___ Exercise input ___
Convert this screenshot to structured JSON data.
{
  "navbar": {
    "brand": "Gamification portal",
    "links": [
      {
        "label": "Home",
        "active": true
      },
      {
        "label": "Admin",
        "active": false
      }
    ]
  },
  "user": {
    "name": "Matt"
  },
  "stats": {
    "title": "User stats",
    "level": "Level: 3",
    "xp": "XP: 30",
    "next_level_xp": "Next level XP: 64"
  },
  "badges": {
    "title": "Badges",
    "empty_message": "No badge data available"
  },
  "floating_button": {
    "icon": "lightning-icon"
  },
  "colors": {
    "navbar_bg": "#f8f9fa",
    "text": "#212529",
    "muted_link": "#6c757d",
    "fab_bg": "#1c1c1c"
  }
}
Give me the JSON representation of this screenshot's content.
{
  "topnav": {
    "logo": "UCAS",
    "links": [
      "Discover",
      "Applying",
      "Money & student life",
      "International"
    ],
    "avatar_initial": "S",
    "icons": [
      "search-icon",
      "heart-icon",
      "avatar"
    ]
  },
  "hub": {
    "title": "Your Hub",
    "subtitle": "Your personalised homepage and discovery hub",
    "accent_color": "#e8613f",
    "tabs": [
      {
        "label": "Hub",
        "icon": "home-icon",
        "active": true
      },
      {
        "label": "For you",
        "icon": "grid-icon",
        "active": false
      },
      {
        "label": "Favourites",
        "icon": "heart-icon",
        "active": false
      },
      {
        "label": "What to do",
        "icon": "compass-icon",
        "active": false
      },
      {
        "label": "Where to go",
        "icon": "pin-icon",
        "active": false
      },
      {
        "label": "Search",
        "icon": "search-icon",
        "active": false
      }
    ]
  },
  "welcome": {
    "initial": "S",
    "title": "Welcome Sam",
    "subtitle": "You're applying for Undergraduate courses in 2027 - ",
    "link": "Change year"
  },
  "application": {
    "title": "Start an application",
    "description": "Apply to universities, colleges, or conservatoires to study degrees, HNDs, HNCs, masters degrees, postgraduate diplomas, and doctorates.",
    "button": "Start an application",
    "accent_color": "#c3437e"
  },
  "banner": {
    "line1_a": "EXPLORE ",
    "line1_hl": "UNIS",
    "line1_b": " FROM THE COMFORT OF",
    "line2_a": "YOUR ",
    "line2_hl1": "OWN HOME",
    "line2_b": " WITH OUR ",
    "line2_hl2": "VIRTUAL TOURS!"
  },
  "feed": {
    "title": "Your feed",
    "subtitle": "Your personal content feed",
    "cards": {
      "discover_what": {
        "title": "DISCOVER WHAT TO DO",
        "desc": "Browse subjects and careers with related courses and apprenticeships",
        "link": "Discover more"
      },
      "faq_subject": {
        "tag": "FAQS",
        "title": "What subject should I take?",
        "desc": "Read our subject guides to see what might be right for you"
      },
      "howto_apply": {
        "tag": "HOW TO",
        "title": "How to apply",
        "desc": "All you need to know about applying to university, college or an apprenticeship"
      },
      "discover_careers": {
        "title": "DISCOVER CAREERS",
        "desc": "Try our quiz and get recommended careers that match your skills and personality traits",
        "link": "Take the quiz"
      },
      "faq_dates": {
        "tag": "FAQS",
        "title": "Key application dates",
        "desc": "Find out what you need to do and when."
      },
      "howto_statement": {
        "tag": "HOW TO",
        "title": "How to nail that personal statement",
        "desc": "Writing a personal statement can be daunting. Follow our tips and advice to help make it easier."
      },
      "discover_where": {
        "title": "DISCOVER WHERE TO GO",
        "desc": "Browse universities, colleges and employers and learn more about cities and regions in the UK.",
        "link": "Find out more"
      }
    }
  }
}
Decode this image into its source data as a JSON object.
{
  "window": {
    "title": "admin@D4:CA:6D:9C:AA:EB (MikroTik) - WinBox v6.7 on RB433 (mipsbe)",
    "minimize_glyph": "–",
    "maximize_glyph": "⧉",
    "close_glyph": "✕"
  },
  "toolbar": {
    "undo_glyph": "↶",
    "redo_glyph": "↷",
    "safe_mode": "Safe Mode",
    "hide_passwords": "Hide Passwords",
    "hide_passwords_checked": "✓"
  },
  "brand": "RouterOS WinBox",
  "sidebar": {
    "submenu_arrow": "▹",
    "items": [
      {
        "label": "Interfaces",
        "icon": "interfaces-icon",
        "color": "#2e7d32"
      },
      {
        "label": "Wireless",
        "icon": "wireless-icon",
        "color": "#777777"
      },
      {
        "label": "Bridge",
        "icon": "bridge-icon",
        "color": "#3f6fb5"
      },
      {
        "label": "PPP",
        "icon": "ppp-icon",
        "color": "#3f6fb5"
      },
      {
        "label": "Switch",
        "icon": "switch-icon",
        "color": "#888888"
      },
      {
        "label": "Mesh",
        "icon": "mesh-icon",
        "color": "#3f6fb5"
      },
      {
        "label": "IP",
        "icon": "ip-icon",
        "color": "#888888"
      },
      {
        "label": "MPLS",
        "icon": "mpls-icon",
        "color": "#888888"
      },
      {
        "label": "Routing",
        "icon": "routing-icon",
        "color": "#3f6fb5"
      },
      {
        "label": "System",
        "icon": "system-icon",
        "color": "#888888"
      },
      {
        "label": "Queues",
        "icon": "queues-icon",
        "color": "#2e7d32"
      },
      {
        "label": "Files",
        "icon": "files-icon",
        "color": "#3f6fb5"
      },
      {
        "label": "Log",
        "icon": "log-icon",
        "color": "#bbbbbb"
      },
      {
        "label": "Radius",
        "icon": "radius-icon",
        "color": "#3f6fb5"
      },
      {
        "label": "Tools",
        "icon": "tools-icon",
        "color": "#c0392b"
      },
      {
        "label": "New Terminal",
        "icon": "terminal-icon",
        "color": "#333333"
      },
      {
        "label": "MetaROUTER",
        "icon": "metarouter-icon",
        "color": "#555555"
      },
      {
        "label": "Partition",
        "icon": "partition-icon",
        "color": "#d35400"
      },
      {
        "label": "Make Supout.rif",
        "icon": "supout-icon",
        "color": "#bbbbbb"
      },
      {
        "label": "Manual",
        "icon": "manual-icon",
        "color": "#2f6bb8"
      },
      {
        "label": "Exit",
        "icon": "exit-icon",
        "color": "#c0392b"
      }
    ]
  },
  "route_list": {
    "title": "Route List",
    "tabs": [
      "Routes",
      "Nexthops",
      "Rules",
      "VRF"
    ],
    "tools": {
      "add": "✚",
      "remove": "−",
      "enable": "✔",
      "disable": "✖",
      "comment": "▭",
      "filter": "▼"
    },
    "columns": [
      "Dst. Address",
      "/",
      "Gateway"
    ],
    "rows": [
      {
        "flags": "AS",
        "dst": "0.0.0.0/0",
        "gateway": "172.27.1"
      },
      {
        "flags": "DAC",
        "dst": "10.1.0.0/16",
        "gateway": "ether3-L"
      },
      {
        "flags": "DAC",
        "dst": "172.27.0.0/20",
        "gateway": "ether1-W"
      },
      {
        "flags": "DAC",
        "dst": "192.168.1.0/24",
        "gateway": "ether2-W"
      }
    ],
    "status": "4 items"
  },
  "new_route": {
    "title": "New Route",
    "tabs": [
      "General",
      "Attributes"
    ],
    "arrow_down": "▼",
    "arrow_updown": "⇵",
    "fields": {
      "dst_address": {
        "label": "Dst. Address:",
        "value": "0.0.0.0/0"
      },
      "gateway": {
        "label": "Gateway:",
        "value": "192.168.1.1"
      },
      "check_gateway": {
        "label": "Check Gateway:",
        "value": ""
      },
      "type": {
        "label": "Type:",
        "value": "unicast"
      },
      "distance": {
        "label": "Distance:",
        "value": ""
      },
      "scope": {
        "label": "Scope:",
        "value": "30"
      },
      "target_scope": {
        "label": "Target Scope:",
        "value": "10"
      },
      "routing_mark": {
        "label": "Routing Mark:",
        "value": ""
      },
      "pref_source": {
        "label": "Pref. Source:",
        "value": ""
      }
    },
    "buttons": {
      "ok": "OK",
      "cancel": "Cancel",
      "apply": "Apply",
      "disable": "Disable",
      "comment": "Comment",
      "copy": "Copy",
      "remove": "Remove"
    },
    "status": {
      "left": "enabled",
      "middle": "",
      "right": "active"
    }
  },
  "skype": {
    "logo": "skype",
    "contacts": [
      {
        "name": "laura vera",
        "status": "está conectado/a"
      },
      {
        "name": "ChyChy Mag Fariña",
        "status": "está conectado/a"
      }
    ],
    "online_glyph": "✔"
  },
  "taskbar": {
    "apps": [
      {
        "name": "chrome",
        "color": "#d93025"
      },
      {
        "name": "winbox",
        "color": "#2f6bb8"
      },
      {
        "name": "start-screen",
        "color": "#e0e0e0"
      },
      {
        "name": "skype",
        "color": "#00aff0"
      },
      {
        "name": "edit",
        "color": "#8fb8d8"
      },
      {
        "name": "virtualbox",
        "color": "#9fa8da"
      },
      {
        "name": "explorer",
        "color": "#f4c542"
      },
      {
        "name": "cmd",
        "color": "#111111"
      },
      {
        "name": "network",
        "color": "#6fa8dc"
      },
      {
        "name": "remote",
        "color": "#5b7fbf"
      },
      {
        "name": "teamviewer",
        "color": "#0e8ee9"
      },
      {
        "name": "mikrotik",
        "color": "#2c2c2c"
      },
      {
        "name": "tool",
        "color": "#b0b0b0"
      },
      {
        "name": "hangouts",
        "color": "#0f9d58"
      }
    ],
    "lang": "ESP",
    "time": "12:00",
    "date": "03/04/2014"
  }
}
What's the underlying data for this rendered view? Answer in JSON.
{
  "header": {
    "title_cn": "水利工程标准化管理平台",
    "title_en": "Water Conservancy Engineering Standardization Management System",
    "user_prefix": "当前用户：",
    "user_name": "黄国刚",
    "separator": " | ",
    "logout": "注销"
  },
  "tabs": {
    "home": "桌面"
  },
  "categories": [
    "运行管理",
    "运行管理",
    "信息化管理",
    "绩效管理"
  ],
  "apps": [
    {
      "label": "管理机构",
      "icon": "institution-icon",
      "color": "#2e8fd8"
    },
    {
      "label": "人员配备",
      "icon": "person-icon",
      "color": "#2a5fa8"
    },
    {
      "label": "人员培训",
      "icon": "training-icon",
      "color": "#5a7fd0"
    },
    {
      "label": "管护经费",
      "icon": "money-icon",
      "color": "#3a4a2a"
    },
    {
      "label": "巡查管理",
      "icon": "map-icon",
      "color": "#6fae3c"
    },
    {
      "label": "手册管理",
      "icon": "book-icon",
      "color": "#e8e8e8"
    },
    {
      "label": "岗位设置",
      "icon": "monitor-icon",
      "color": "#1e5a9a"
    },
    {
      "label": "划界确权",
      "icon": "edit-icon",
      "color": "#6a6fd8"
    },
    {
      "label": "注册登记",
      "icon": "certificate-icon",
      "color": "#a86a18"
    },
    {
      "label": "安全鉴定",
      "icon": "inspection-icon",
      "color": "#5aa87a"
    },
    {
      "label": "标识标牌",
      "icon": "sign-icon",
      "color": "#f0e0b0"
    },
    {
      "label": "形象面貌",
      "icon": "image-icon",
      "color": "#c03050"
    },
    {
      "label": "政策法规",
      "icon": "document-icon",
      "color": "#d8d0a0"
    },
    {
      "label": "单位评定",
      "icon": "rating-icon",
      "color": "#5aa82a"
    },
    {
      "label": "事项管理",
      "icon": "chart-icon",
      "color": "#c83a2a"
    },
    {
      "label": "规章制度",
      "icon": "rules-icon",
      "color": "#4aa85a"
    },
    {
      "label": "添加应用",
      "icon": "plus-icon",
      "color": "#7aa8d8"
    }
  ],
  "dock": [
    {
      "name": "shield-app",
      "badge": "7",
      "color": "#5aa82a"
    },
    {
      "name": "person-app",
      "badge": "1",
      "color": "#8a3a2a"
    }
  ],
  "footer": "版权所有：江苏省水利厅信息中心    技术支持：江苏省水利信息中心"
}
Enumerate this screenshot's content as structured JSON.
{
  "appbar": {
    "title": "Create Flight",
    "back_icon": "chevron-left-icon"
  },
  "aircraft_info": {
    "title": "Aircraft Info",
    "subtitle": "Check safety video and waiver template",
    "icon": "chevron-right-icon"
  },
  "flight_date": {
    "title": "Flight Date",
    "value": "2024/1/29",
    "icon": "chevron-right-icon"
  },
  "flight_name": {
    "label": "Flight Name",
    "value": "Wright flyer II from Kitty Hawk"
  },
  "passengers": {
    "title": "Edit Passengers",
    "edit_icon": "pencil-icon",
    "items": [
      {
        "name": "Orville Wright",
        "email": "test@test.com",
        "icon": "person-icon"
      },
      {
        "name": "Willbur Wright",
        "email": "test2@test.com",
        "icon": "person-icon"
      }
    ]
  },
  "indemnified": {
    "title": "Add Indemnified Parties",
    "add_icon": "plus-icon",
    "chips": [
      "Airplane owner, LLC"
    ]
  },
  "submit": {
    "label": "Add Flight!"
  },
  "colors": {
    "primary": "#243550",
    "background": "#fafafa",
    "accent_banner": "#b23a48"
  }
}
___
What you should do =>
How many lines in the records above contain the word "courses"? Give only the number.

Solution =>
2